[Problem description]: Only the pictures are omitted; repeat all other data exactly.
==== Dataset records ====
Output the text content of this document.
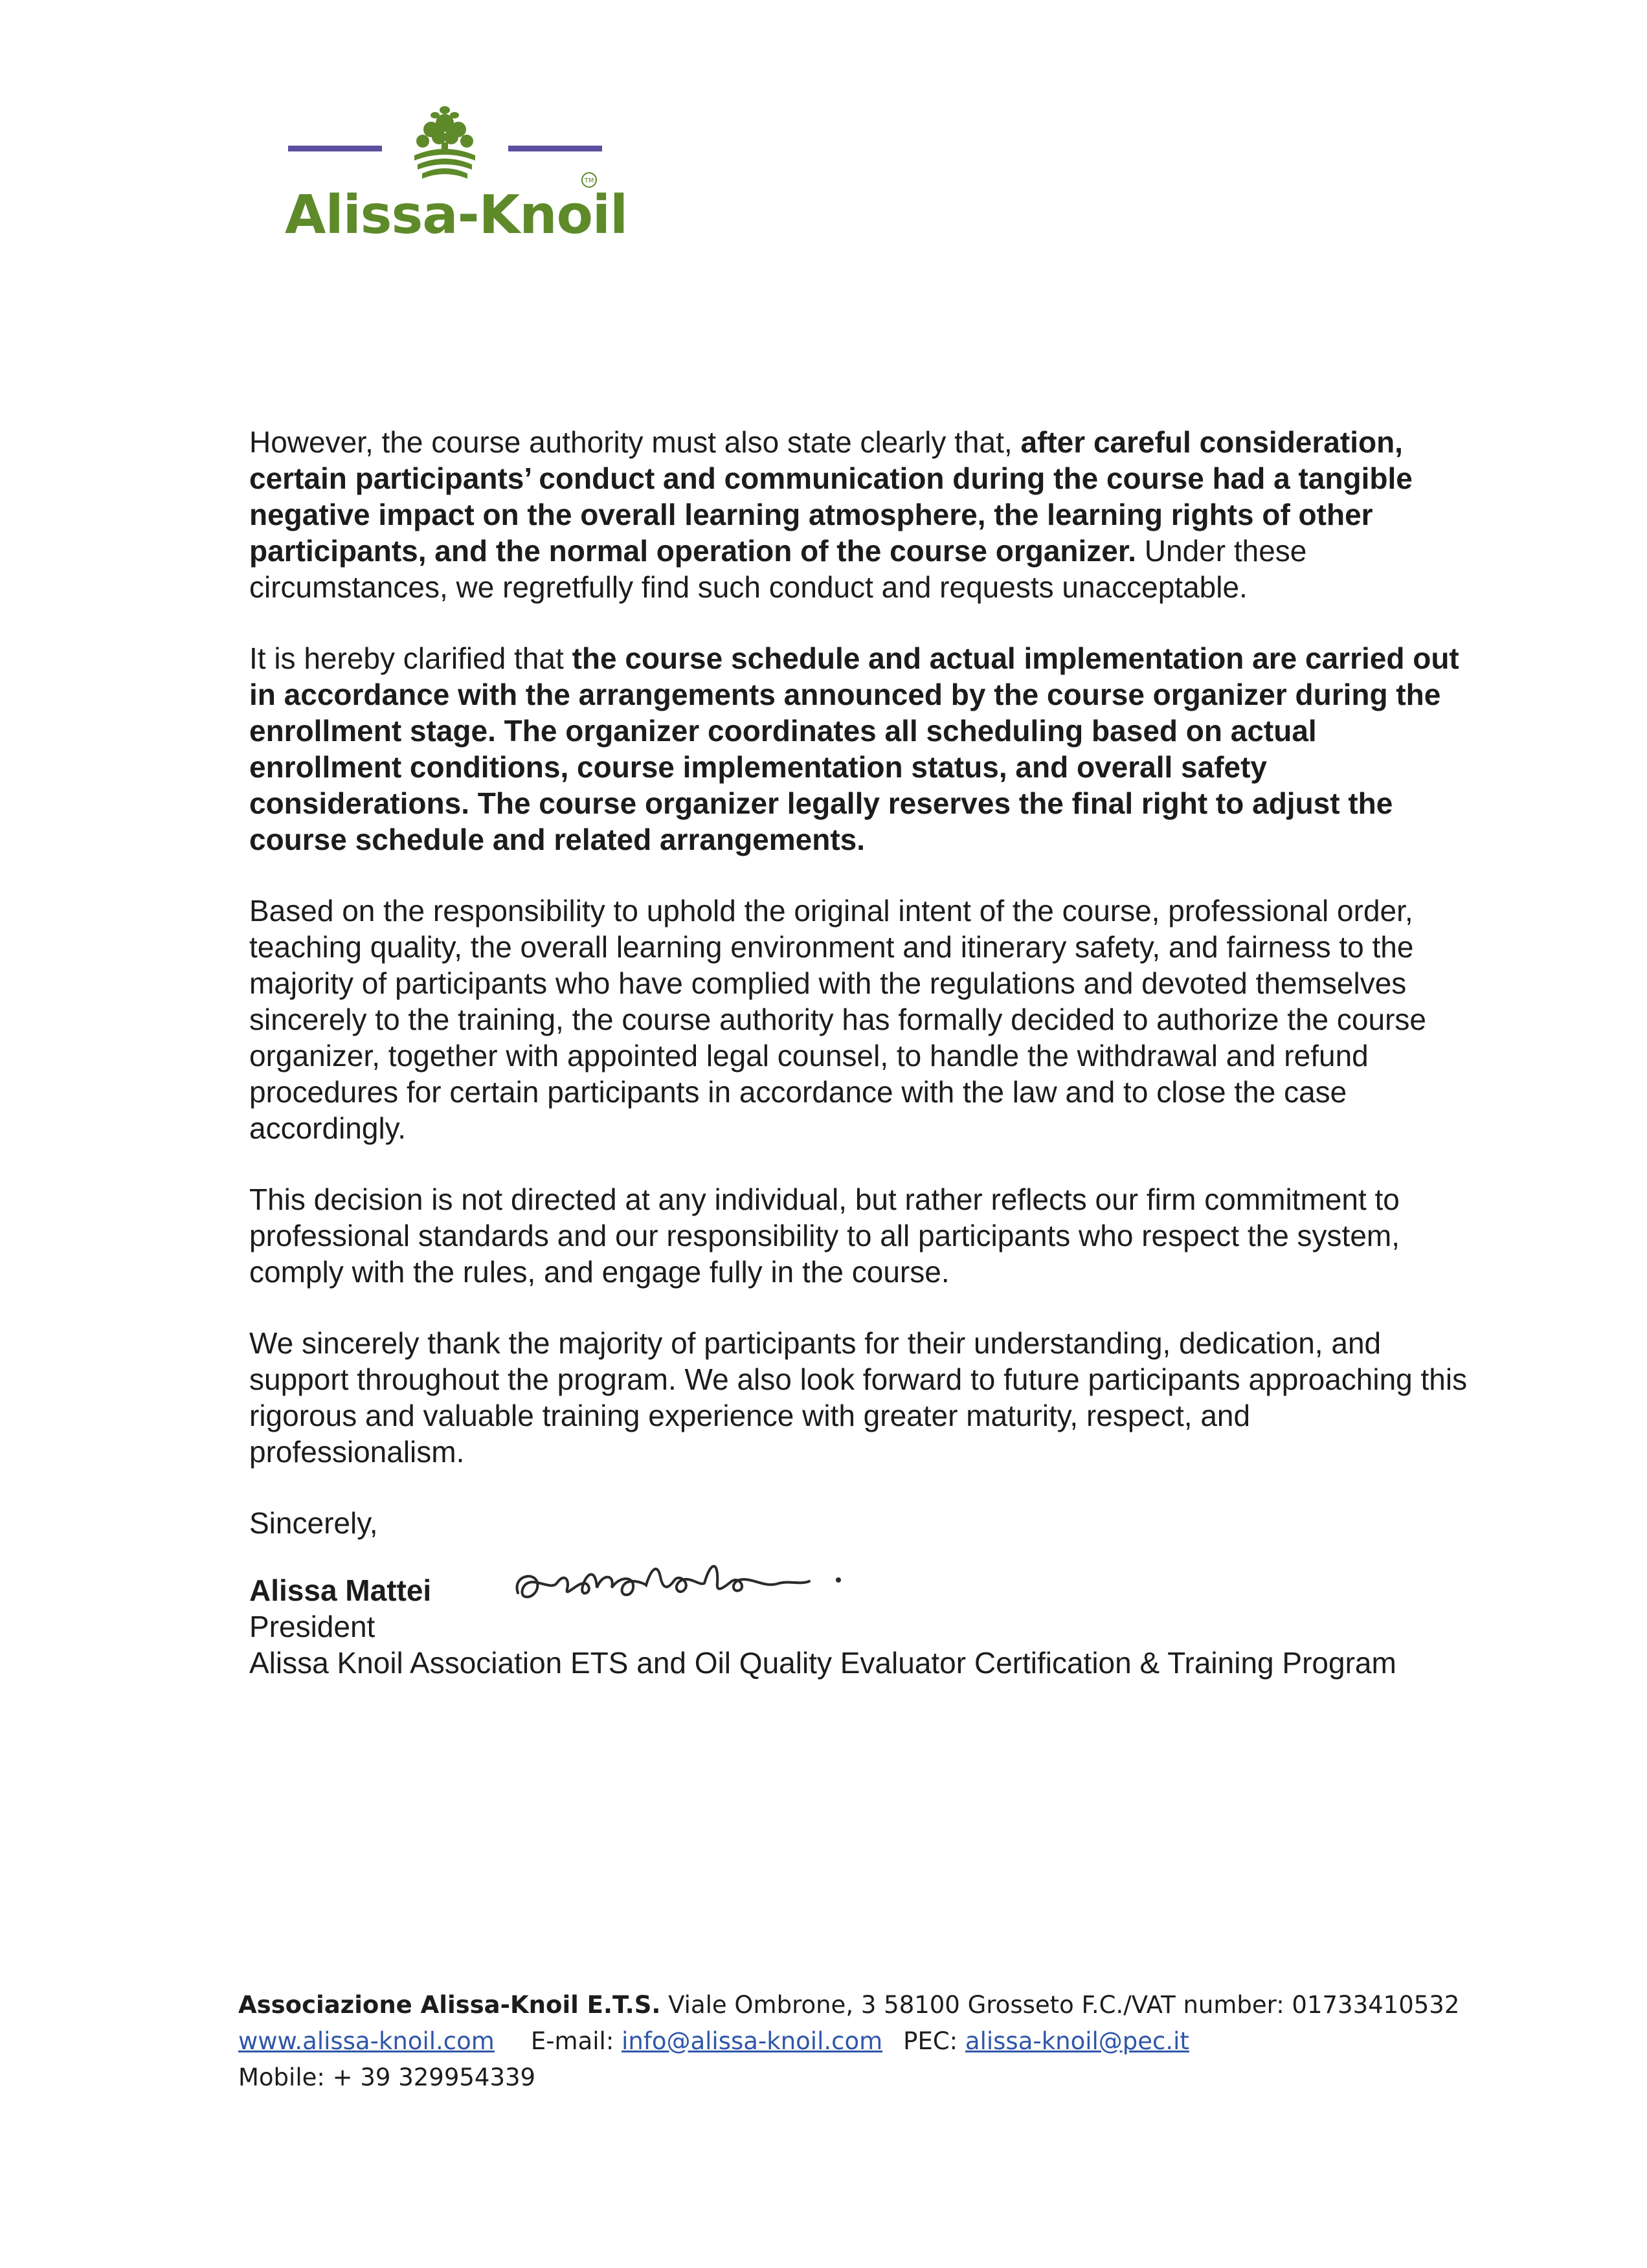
TM
Alissa-Knoil

However, the course authority must also state clearly that, after careful consideration, certain participants’ conduct and communication during the course had a tangible negative impact on the overall learning atmosphere, the learning rights of other participants, and the normal operation of the course organizer. Under these circumstances, we regretfully find such conduct and requests unacceptable.

It is hereby clarified that the course schedule and actual implementation are carried out in accordance with the arrangements announced by the course organizer during the enrollment stage. The organizer coordinates all scheduling based on actual enrollment conditions, course implementation status, and overall safety considerations. The course organizer legally reserves the final right to adjust the course schedule and related arrangements.

Based on the responsibility to uphold the original intent of the course, professional order, teaching quality, the overall learning environment and itinerary safety, and fairness to the majority of participants who have complied with the regulations and devoted themselves sincerely to the training, the course authority has formally decided to authorize the course organizer, together with appointed legal counsel, to handle the withdrawal and refund procedures for certain participants in accordance with the law and to close the case accordingly.

This decision is not directed at any individual, but rather reflects our firm commitment to professional standards and our responsibility to all participants who respect the system, comply with the rules, and engage fully in the course.

We sincerely thank the majority of participants for their understanding, dedication, and support throughout the program. We also look forward to future participants approaching this rigorous and valuable training experience with greater maturity, respect, and professionalism.

Sincerely,
Alissa Mattei
President
Alissa Knoil Association ETS and Oil Quality Evaluator Certification & Training Program
Associazione Alissa-Knoil E.T.S. Viale Ombrone, 3 58100 Grosseto F.C./VAT number: 01733410532
www.alissa-knoil.com E-mail: info@alissa-knoil.com PEC: alissa-knoil@pec.it
Mobile: + 39 329954339
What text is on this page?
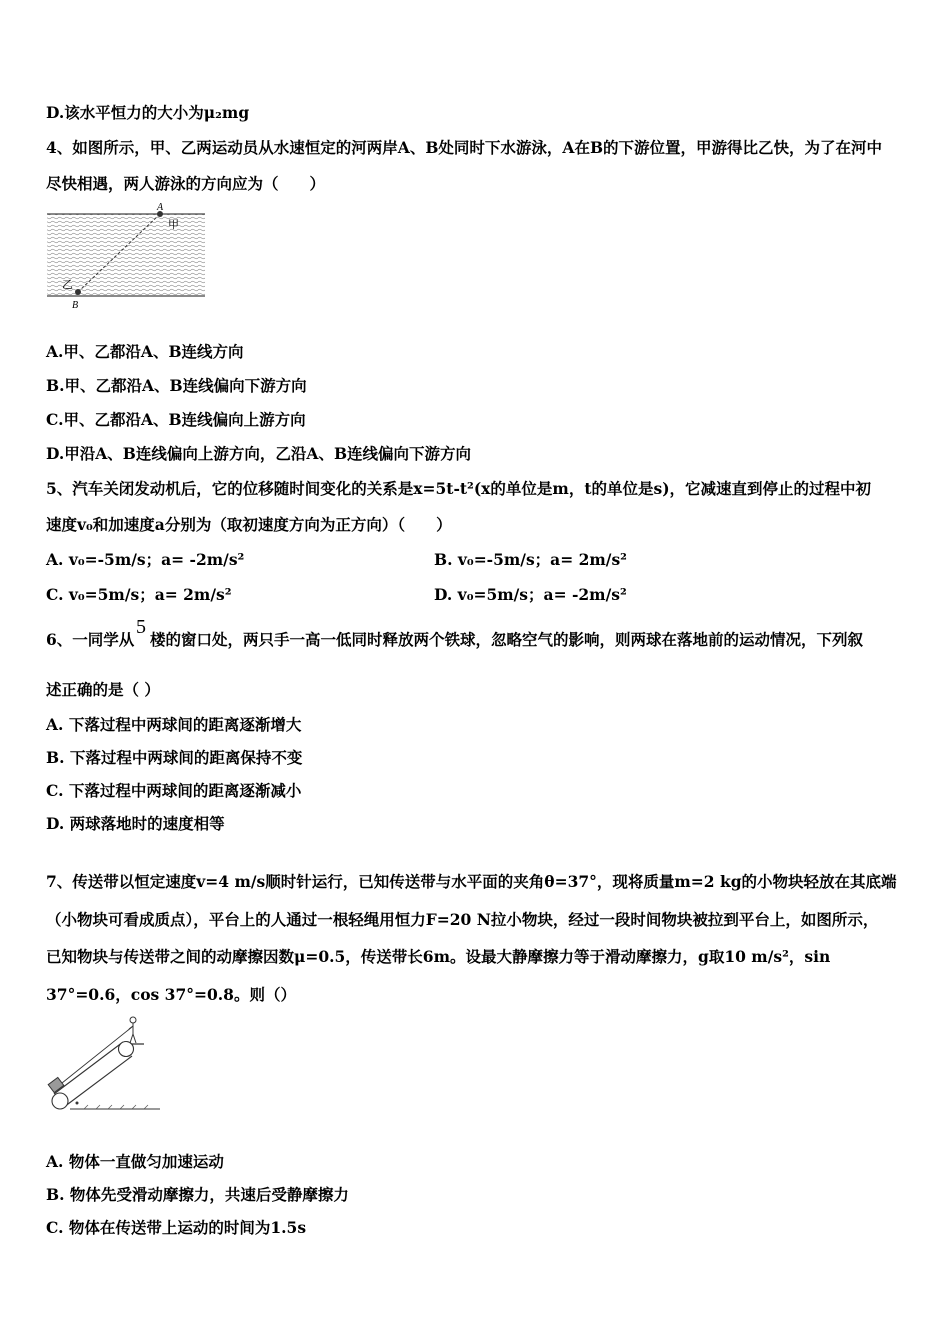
D.该水平恒力的大小为μ₂mg
4、如图所示，甲、乙两运动员从水速恒定的河两岸A、B处同时下水游泳，A在B的下游位置，甲游得比乙快，为了在河中
尽快相遇，两人游泳的方向应为（　　）
A
甲
乙
B
A.甲、乙都沿A、B连线方向
B.甲、乙都沿A、B连线偏向下游方向
C.甲、乙都沿A、B连线偏向上游方向
D.甲沿A、B连线偏向上游方向，乙沿A、B连线偏向下游方向
5、汽车关闭发动机后，它的位移随时间变化的关系是x=5t-t²(x的单位是m，t的单位是s)，它减速直到停止的过程中初
速度v₀和加速度a分别为（取初速度方向为正方向）（　　）
A. v₀=-5m/s；a= -2m/s²	B. v₀=-5m/s；a= 2m/s²
C. v₀=5m/s；a= 2m/s²	D. v₀=5m/s；a= -2m/s²
6、一同学从
5
楼的窗口处，两只手一高一低同时释放两个铁球，忽略空气的影响，则两球在落地前的运动情况，下列叙
述正确的是（ ）
A. 下落过程中两球间的距离逐渐增大
B. 下落过程中两球间的距离保持不变
C. 下落过程中两球间的距离逐渐减小
D. 两球落地时的速度相等
7、传送带以恒定速度v=4 m/s顺时针运行，已知传送带与水平面的夹角θ=37°，现将质量m=2 kg的小物块轻放在其底端
（小物块可看成质点），平台上的人通过一根轻绳用恒力F=20 N拉小物块，经过一段时间物块被拉到平台上，如图所示，
已知物块与传送带之间的动摩擦因数μ=0.5，传送带长6m。设最大静摩擦力等于滑动摩擦力，g取10 m/s²，sin
37°=0.6，cos 37°=0.8。则（）
A. 物体一直做匀加速运动
B. 物体先受滑动摩擦力，共速后受静摩擦力
C. 物体在传送带上运动的时间为1.5s
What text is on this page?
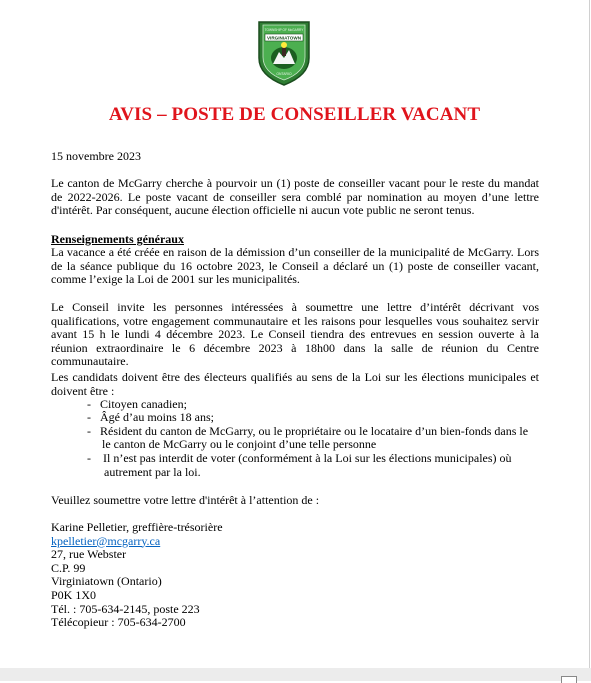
VIRGINIATOWN
TOWNSHIP OF McGARRY
ONTARIO
AVIS – POSTE DE CONSEILLER VACANT
15 novembre 2023
Le canton de McGarry cherche à pourvoir un (1) poste de conseiller vacant pour le reste du mandat de 2022-2026. Le poste vacant de conseiller sera comblé par nomination au moyen d’une lettre d'intérêt. Par conséquent, aucune élection officielle ni aucun vote public ne seront tenus.
Renseignements généraux
La vacance a été créée en raison de la démission d’un conseiller de la municipalité de McGarry. Lors de la séance publique du 16 octobre 2023, le Conseil a déclaré un (1) poste de conseiller vacant, comme l’exige la Loi de 2001 sur les municipalités.
Le Conseil invite les personnes intéressées à soumettre une lettre d’intérêt décrivant vos qualifications, votre engagement communautaire et les raisons pour lesquelles vous souhaitez servir avant 15 h le lundi 4 décembre 2023. Le Conseil tiendra des entrevues en session ouverte à la réunion extraordinaire le 6 décembre 2023 à 18h00 dans la salle de réunion du Centre communautaire.
Les candidats doivent être des électeurs qualifiés au sens de la Loi sur les élections municipales et doivent être :
- Citoyen canadien;
- Âgé d’au moins 18 ans;
- Résident du canton de McGarry, ou le propriétaire ou le locataire d’un bien-fonds dans le
le canton de McGarry ou le conjoint d’une telle personne
- Il n’est pas interdit de voter (conformément à la Loi sur les élections municipales) où
autrement par la loi.
Veuillez soumettre votre lettre d'intérêt à l’attention de :
Karine Pelletier, greffière-trésorière
kpelletier@mcgarry.ca
27, rue Webster
C.P. 99
Virginiatown (Ontario)
P0K 1X0
Tél. : 705-634-2145, poste 223
Télécopieur : 705-634-2700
====
[Exercise response]:
Output the text content of this document.
TM
Alissa-Knoil

However, the course authority must also state clearly that, after careful consideration, certain participants’ conduct and communication during the course had a tangible negative impact on the overall learning atmosphere, the learning rights of other participants, and the normal operation of the course organizer. Under these circumstances, we regretfully find such conduct and requests unacceptable.

It is hereby clarified that the course schedule and actual implementation are carried out in accordance with the arrangements announced by the course organizer during the enrollment stage. The organizer coordinates all scheduling based on actual enrollment conditions, course implementation status, and overall safety considerations. The course organizer legally reserves the final right to adjust the course schedule and related arrangements.

Based on the responsibility to uphold the original intent of the course, professional order, teaching quality, the overall learning environment and itinerary safety, and fairness to the majority of participants who have complied with the regulations and devoted themselves sincerely to the training, the course authority has formally decided to authorize the course organizer, together with appointed legal counsel, to handle the withdrawal and refund procedures for certain participants in accordance with the law and to close the case accordingly.

This decision is not directed at any individual, but rather reflects our firm commitment to professional standards and our responsibility to all participants who respect the system, comply with the rules, and engage fully in the course.

We sincerely thank the majority of participants for their understanding, dedication, and support throughout the program. We also look forward to future participants approaching this rigorous and valuable training experience with greater maturity, respect, and professionalism.

Sincerely,
Alissa Mattei
President
Alissa Knoil Association ETS and Oil Quality Evaluator Certification & Training Program
Associazione Alissa-Knoil E.T.S. Viale Ombrone, 3 58100 Grosseto F.C./VAT number: 01733410532
www.alissa-knoil.com E-mail: info@alissa-knoil.com PEC: alissa-knoil@pec.it
Mobile: + 39 329954339
What text is on this page?
D.该水平恒力的大小为μ₂mg
4、如图所示，甲、乙两运动员从水速恒定的河两岸A、B处同时下水游泳，A在B的下游位置，甲游得比乙快，为了在河中
尽快相遇，两人游泳的方向应为（　　）
A
甲
乙
B
A.甲、乙都沿A、B连线方向
B.甲、乙都沿A、B连线偏向下游方向
C.甲、乙都沿A、B连线偏向上游方向
D.甲沿A、B连线偏向上游方向，乙沿A、B连线偏向下游方向
5、汽车关闭发动机后，它的位移随时间变化的关系是x=5t-t²(x的单位是m，t的单位是s)，它减速直到停止的过程中初
速度v₀和加速度a分别为（取初速度方向为正方向）（　　）
A. v₀=-5m/s；a= -2m/s²	B. v₀=-5m/s；a= 2m/s²
C. v₀=5m/s；a= 2m/s²	D. v₀=5m/s；a= -2m/s²
6、一同学从
5
楼的窗口处，两只手一高一低同时释放两个铁球，忽略空气的影响，则两球在落地前的运动情况，下列叙
述正确的是（ ）
A. 下落过程中两球间的距离逐渐增大
B. 下落过程中两球间的距离保持不变
C. 下落过程中两球间的距离逐渐减小
D. 两球落地时的速度相等
7、传送带以恒定速度v=4 m/s顺时针运行，已知传送带与水平面的夹角θ=37°，现将质量m=2 kg的小物块轻放在其底端
（小物块可看成质点），平台上的人通过一根轻绳用恒力F=20 N拉小物块，经过一段时间物块被拉到平台上，如图所示，
已知物块与传送带之间的动摩擦因数μ=0.5，传送带长6m。设最大静摩擦力等于滑动摩擦力，g取10 m/s²，sin
37°=0.6，cos 37°=0.8。则（）
A. 物体一直做匀加速运动
B. 物体先受滑动摩擦力，共速后受静摩擦力
C. 物体在传送带上运动的时间为1.5s
What text is on this page?
VIRGINIATOWN
TOWNSHIP OF McGARRY
ONTARIO
AVIS – POSTE DE CONSEILLER VACANT
15 novembre 2023
Le canton de McGarry cherche à pourvoir un (1) poste de conseiller vacant pour le reste du mandat de 2022-2026. Le poste vacant de conseiller sera comblé par nomination au moyen d’une lettre d'intérêt. Par conséquent, aucune élection officielle ni aucun vote public ne seront tenus.
Renseignements généraux
La vacance a été créée en raison de la démission d’un conseiller de la municipalité de McGarry. Lors de la séance publique du 16 octobre 2023, le Conseil a déclaré un (1) poste de conseiller vacant, comme l’exige la Loi de 2001 sur les municipalités.
Le Conseil invite les personnes intéressées à soumettre une lettre d’intérêt décrivant vos qualifications, votre engagement communautaire et les raisons pour lesquelles vous souhaitez servir avant 15 h le lundi 4 décembre 2023. Le Conseil tiendra des entrevues en session ouverte à la réunion extraordinaire le 6 décembre 2023 à 18h00 dans la salle de réunion du Centre communautaire.
Les candidats doivent être des électeurs qualifiés au sens de la Loi sur les élections municipales et doivent être :
- Citoyen canadien;
- Âgé d’au moins 18 ans;
- Résident du canton de McGarry, ou le propriétaire ou le locataire d’un bien-fonds dans le
le canton de McGarry ou le conjoint d’une telle personne
- Il n’est pas interdit de voter (conformément à la Loi sur les élections municipales) où
autrement par la loi.
Veuillez soumettre votre lettre d'intérêt à l’attention de :
Karine Pelletier, greffière-trésorière
kpelletier@mcgarry.ca
27, rue Webster
C.P. 99
Virginiatown (Ontario)
P0K 1X0
Tél. : 705-634-2145, poste 223
Télécopieur : 705-634-2700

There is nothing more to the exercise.